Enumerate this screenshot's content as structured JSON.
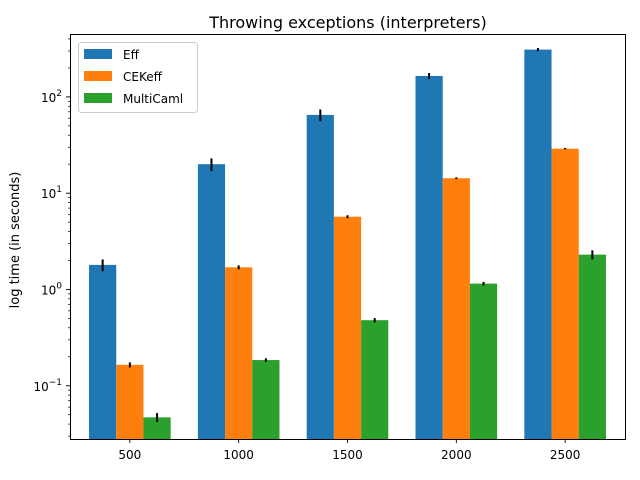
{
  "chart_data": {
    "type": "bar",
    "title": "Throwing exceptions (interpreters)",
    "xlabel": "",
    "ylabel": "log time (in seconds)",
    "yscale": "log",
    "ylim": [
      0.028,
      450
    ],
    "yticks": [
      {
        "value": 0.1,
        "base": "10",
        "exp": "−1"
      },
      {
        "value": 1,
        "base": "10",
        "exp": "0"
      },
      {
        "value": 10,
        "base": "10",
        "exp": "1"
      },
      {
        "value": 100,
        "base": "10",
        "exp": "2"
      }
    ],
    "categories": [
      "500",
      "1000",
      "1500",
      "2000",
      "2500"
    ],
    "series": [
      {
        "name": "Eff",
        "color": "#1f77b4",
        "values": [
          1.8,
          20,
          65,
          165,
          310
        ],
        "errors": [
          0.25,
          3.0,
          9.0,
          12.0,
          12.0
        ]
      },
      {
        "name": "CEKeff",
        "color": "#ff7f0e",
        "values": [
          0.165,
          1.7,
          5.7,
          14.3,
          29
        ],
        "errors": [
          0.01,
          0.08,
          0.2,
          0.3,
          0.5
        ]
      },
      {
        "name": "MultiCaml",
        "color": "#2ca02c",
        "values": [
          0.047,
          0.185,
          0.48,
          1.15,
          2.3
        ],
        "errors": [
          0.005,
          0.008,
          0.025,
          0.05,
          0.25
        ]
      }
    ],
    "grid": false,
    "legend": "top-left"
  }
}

┄┄┄┄┄┄┄┄┄┄┄┄┄┄┄┄┄┄┄┄

● **WHAT IS ASKED**
Make an exact copy of the records shown above, without the pictures.

● **REPLY TO THE EXERCISE**
Enumerate this screenshot's content as structured JSON.
{
  "chart_data": {
    "type": "bar",
    "title": "Throwing exceptions (interpreters)",
    "xlabel": "",
    "ylabel": "log time (in seconds)",
    "yscale": "log",
    "ylim": [
      0.028,
      450
    ],
    "yticks": [
      {
        "value": 0.1,
        "base": "10",
        "exp": "−1"
      },
      {
        "value": 1,
        "base": "10",
        "exp": "0"
      },
      {
        "value": 10,
        "base": "10",
        "exp": "1"
      },
      {
        "value": 100,
        "base": "10",
        "exp": "2"
      }
    ],
    "categories": [
      "500",
      "1000",
      "1500",
      "2000",
      "2500"
    ],
    "series": [
      {
        "name": "Eff",
        "color": "#1f77b4",
        "values": [
          1.8,
          20,
          65,
          165,
          310
        ],
        "errors": [
          0.25,
          3.0,
          9.0,
          12.0,
          12.0
        ]
      },
      {
        "name": "CEKeff",
        "color": "#ff7f0e",
        "values": [
          0.165,
          1.7,
          5.7,
          14.3,
          29
        ],
        "errors": [
          0.01,
          0.08,
          0.2,
          0.3,
          0.5
        ]
      },
      {
        "name": "MultiCaml",
        "color": "#2ca02c",
        "values": [
          0.047,
          0.185,
          0.48,
          1.15,
          2.3
        ],
        "errors": [
          0.005,
          0.008,
          0.025,
          0.05,
          0.25
        ]
      }
    ],
    "grid": false,
    "legend": "top-left"
  }
}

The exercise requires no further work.